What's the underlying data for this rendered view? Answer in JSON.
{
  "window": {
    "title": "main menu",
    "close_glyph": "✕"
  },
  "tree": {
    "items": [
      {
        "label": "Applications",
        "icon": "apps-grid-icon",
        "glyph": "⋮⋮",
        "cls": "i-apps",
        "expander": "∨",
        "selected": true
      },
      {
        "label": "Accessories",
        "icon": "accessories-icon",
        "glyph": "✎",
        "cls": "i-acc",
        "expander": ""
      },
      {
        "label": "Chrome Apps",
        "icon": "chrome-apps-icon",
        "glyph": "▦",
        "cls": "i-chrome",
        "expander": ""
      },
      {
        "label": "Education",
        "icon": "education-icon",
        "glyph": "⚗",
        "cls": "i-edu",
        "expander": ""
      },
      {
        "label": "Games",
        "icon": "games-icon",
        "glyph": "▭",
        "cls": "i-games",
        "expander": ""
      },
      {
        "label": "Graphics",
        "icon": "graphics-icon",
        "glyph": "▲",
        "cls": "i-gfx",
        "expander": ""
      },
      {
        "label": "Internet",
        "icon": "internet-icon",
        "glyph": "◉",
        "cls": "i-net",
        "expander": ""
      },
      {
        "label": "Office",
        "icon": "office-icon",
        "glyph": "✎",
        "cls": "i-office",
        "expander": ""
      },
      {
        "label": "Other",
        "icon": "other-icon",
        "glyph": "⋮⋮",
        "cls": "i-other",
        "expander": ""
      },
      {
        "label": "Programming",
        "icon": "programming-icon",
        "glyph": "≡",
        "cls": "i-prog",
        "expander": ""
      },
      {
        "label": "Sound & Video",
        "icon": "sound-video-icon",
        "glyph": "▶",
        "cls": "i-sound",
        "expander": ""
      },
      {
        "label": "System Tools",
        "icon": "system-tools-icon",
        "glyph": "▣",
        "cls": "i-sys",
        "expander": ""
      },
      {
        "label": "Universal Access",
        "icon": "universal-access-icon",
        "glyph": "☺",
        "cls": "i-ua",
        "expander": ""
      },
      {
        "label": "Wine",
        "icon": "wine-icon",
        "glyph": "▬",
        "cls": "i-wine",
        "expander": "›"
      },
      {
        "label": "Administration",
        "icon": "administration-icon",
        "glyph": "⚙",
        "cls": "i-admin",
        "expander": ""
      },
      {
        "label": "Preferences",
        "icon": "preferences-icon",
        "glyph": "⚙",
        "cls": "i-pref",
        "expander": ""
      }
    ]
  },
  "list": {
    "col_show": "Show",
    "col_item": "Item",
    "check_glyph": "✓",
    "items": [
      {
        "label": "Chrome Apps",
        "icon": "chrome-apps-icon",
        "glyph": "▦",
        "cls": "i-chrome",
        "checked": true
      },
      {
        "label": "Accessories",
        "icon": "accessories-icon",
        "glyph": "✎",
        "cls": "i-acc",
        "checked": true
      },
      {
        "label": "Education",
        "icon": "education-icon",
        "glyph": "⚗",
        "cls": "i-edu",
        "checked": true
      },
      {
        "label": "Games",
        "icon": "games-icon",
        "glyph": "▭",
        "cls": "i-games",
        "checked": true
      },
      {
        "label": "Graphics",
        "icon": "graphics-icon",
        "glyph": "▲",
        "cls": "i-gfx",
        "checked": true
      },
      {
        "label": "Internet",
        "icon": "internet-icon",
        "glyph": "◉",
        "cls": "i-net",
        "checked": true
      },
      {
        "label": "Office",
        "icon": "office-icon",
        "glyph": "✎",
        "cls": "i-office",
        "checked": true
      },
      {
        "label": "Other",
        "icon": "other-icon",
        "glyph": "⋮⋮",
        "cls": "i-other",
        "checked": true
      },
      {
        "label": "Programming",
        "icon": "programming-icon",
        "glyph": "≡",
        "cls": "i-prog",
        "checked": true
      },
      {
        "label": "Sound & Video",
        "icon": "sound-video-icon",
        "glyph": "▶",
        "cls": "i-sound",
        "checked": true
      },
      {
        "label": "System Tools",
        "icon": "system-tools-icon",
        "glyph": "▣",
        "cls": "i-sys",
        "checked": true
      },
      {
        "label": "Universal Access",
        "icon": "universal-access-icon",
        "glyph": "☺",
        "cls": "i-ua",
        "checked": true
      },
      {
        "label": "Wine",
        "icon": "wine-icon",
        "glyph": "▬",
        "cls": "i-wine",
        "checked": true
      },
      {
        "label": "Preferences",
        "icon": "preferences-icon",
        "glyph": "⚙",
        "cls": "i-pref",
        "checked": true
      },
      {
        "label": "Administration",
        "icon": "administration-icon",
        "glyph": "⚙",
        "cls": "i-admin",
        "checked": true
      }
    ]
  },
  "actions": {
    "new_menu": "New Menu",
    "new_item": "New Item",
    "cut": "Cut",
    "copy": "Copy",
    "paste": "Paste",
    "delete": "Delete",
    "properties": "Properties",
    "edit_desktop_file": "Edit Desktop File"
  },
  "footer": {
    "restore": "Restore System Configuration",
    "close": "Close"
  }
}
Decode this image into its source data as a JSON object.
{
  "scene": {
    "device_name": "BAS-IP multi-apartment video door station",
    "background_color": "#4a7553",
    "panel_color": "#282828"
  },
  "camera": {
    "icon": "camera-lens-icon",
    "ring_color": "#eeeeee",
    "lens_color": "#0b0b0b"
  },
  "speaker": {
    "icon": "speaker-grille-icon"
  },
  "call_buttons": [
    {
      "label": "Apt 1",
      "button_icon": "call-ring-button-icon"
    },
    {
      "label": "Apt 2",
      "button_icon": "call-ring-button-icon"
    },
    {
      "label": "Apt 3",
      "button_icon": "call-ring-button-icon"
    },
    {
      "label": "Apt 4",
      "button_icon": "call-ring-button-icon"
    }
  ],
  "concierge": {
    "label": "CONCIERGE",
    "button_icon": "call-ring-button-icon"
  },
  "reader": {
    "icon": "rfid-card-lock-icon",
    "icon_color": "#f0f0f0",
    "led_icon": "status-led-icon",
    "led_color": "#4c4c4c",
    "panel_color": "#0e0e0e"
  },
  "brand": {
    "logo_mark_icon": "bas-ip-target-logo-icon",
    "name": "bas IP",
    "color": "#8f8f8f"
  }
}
■ ■ ■ ■
*YOUR TASK*. Copy out each line exactly as written.

*EXERCISE RESULT*.
What's the underlying data for this rendered view? Answer in JSON.
{
  "window": {
    "title": "main menu",
    "close_glyph": "✕"
  },
  "tree": {
    "items": [
      {
        "label": "Applications",
        "icon": "apps-grid-icon",
        "glyph": "⋮⋮",
        "cls": "i-apps",
        "expander": "∨",
        "selected": true
      },
      {
        "label": "Accessories",
        "icon": "accessories-icon",
        "glyph": "✎",
        "cls": "i-acc",
        "expander": ""
      },
      {
        "label": "Chrome Apps",
        "icon": "chrome-apps-icon",
        "glyph": "▦",
        "cls": "i-chrome",
        "expander": ""
      },
      {
        "label": "Education",
        "icon": "education-icon",
        "glyph": "⚗",
        "cls": "i-edu",
        "expander": ""
      },
      {
        "label": "Games",
        "icon": "games-icon",
        "glyph": "▭",
        "cls": "i-games",
        "expander": ""
      },
      {
        "label": "Graphics",
        "icon": "graphics-icon",
        "glyph": "▲",
        "cls": "i-gfx",
        "expander": ""
      },
      {
        "label": "Internet",
        "icon": "internet-icon",
        "glyph": "◉",
        "cls": "i-net",
        "expander": ""
      },
      {
        "label": "Office",
        "icon": "office-icon",
        "glyph": "✎",
        "cls": "i-office",
        "expander": ""
      },
      {
        "label": "Other",
        "icon": "other-icon",
        "glyph": "⋮⋮",
        "cls": "i-other",
        "expander": ""
      },
      {
        "label": "Programming",
        "icon": "programming-icon",
        "glyph": "≡",
        "cls": "i-prog",
        "expander": ""
      },
      {
        "label": "Sound & Video",
        "icon": "sound-video-icon",
        "glyph": "▶",
        "cls": "i-sound",
        "expander": ""
      },
      {
        "label": "System Tools",
        "icon": "system-tools-icon",
        "glyph": "▣",
        "cls": "i-sys",
        "expander": ""
      },
      {
        "label": "Universal Access",
        "icon": "universal-access-icon",
        "glyph": "☺",
        "cls": "i-ua",
        "expander": ""
      },
      {
        "label": "Wine",
        "icon": "wine-icon",
        "glyph": "▬",
        "cls": "i-wine",
        "expander": "›"
      },
      {
        "label": "Administration",
        "icon": "administration-icon",
        "glyph": "⚙",
        "cls": "i-admin",
        "expander": ""
      },
      {
        "label": "Preferences",
        "icon": "preferences-icon",
        "glyph": "⚙",
        "cls": "i-pref",
        "expander": ""
      }
    ]
  },
  "list": {
    "col_show": "Show",
    "col_item": "Item",
    "check_glyph": "✓",
    "items": [
      {
        "label": "Chrome Apps",
        "icon": "chrome-apps-icon",
        "glyph": "▦",
        "cls": "i-chrome",
        "checked": true
      },
      {
        "label": "Accessories",
        "icon": "accessories-icon",
        "glyph": "✎",
        "cls": "i-acc",
        "checked": true
      },
      {
        "label": "Education",
        "icon": "education-icon",
        "glyph": "⚗",
        "cls": "i-edu",
        "checked": true
      },
      {
        "label": "Games",
        "icon": "games-icon",
        "glyph": "▭",
        "cls": "i-games",
        "checked": true
      },
      {
        "label": "Graphics",
        "icon": "graphics-icon",
        "glyph": "▲",
        "cls": "i-gfx",
        "checked": true
      },
      {
        "label": "Internet",
        "icon": "internet-icon",
        "glyph": "◉",
        "cls": "i-net",
        "checked": true
      },
      {
        "label": "Office",
        "icon": "office-icon",
        "glyph": "✎",
        "cls": "i-office",
        "checked": true
      },
      {
        "label": "Other",
        "icon": "other-icon",
        "glyph": "⋮⋮",
        "cls": "i-other",
        "checked": true
      },
      {
        "label": "Programming",
        "icon": "programming-icon",
        "glyph": "≡",
        "cls": "i-prog",
        "checked": true
      },
      {
        "label": "Sound & Video",
        "icon": "sound-video-icon",
        "glyph": "▶",
        "cls": "i-sound",
        "checked": true
      },
      {
        "label": "System Tools",
        "icon": "system-tools-icon",
        "glyph": "▣",
        "cls": "i-sys",
        "checked": true
      },
      {
        "label": "Universal Access",
        "icon": "universal-access-icon",
        "glyph": "☺",
        "cls": "i-ua",
        "checked": true
      },
      {
        "label": "Wine",
        "icon": "wine-icon",
        "glyph": "▬",
        "cls": "i-wine",
        "checked": true
      },
      {
        "label": "Preferences",
        "icon": "preferences-icon",
        "glyph": "⚙",
        "cls": "i-pref",
        "checked": true
      },
      {
        "label": "Administration",
        "icon": "administration-icon",
        "glyph": "⚙",
        "cls": "i-admin",
        "checked": true
      }
    ]
  },
  "actions": {
    "new_menu": "New Menu",
    "new_item": "New Item",
    "cut": "Cut",
    "copy": "Copy",
    "paste": "Paste",
    "delete": "Delete",
    "properties": "Properties",
    "edit_desktop_file": "Edit Desktop File"
  },
  "footer": {
    "restore": "Restore System Configuration",
    "close": "Close"
  }
}
Decode this image into its source data as a JSON object.
{
  "scene": {
    "device_name": "BAS-IP multi-apartment video door station",
    "background_color": "#4a7553",
    "panel_color": "#282828"
  },
  "camera": {
    "icon": "camera-lens-icon",
    "ring_color": "#eeeeee",
    "lens_color": "#0b0b0b"
  },
  "speaker": {
    "icon": "speaker-grille-icon"
  },
  "call_buttons": [
    {
      "label": "Apt 1",
      "button_icon": "call-ring-button-icon"
    },
    {
      "label": "Apt 2",
      "button_icon": "call-ring-button-icon"
    },
    {
      "label": "Apt 3",
      "button_icon": "call-ring-button-icon"
    },
    {
      "label": "Apt 4",
      "button_icon": "call-ring-button-icon"
    }
  ],
  "concierge": {
    "label": "CONCIERGE",
    "button_icon": "call-ring-button-icon"
  },
  "reader": {
    "icon": "rfid-card-lock-icon",
    "icon_color": "#f0f0f0",
    "led_icon": "status-led-icon",
    "led_color": "#4c4c4c",
    "panel_color": "#0e0e0e"
  },
  "brand": {
    "logo_mark_icon": "bas-ip-target-logo-icon",
    "name": "bas IP",
    "color": "#8f8f8f"
  }
}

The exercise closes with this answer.